_Problem to work on_:
Leave out the pictures and copy every record exactly.

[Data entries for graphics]
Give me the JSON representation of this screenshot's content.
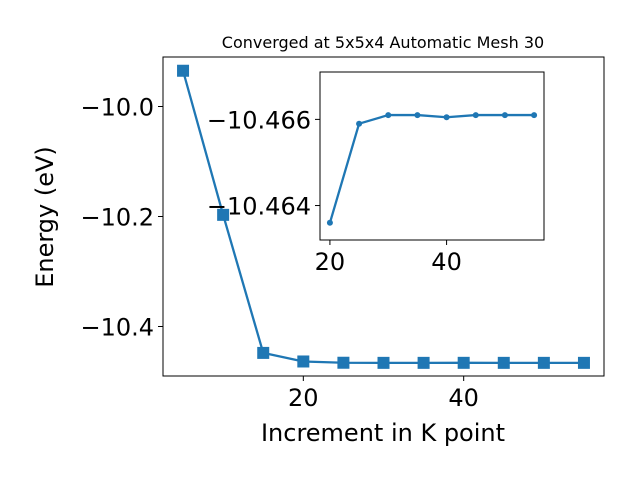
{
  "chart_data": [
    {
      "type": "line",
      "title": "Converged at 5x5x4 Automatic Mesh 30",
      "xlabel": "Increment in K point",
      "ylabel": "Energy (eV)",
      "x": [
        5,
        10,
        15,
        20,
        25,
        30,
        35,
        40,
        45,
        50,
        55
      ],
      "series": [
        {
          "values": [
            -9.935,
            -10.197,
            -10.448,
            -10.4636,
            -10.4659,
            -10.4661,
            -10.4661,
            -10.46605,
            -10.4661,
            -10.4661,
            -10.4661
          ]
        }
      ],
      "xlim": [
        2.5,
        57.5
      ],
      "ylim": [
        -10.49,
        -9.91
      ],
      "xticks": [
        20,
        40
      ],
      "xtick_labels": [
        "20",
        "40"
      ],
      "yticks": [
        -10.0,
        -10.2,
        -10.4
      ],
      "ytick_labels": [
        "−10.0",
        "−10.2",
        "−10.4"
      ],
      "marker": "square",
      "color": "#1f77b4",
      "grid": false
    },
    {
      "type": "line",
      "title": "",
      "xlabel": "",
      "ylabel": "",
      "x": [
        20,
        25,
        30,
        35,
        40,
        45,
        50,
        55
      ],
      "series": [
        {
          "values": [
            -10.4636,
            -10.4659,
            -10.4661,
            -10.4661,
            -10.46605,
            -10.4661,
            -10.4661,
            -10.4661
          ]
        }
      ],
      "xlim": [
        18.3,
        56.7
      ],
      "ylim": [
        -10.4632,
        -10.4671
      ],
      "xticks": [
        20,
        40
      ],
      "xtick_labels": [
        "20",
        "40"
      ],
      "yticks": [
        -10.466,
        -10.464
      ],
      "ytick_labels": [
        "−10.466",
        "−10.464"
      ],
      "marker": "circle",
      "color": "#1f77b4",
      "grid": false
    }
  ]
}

_Problem solution_:
Give me the JSON representation of this screenshot's content.
{
  "chart_data": [
    {
      "type": "line",
      "title": "Converged at 5x5x4 Automatic Mesh 30",
      "xlabel": "Increment in K point",
      "ylabel": "Energy (eV)",
      "x": [
        5,
        10,
        15,
        20,
        25,
        30,
        35,
        40,
        45,
        50,
        55
      ],
      "series": [
        {
          "values": [
            -9.935,
            -10.197,
            -10.448,
            -10.4636,
            -10.4659,
            -10.4661,
            -10.4661,
            -10.46605,
            -10.4661,
            -10.4661,
            -10.4661
          ]
        }
      ],
      "xlim": [
        2.5,
        57.5
      ],
      "ylim": [
        -10.49,
        -9.91
      ],
      "xticks": [
        20,
        40
      ],
      "xtick_labels": [
        "20",
        "40"
      ],
      "yticks": [
        -10.0,
        -10.2,
        -10.4
      ],
      "ytick_labels": [
        "−10.0",
        "−10.2",
        "−10.4"
      ],
      "marker": "square",
      "color": "#1f77b4",
      "grid": false
    },
    {
      "type": "line",
      "title": "",
      "xlabel": "",
      "ylabel": "",
      "x": [
        20,
        25,
        30,
        35,
        40,
        45,
        50,
        55
      ],
      "series": [
        {
          "values": [
            -10.4636,
            -10.4659,
            -10.4661,
            -10.4661,
            -10.46605,
            -10.4661,
            -10.4661,
            -10.4661
          ]
        }
      ],
      "xlim": [
        18.3,
        56.7
      ],
      "ylim": [
        -10.4632,
        -10.4671
      ],
      "xticks": [
        20,
        40
      ],
      "xtick_labels": [
        "20",
        "40"
      ],
      "yticks": [
        -10.466,
        -10.464
      ],
      "ytick_labels": [
        "−10.466",
        "−10.464"
      ],
      "marker": "circle",
      "color": "#1f77b4",
      "grid": false
    }
  ]
}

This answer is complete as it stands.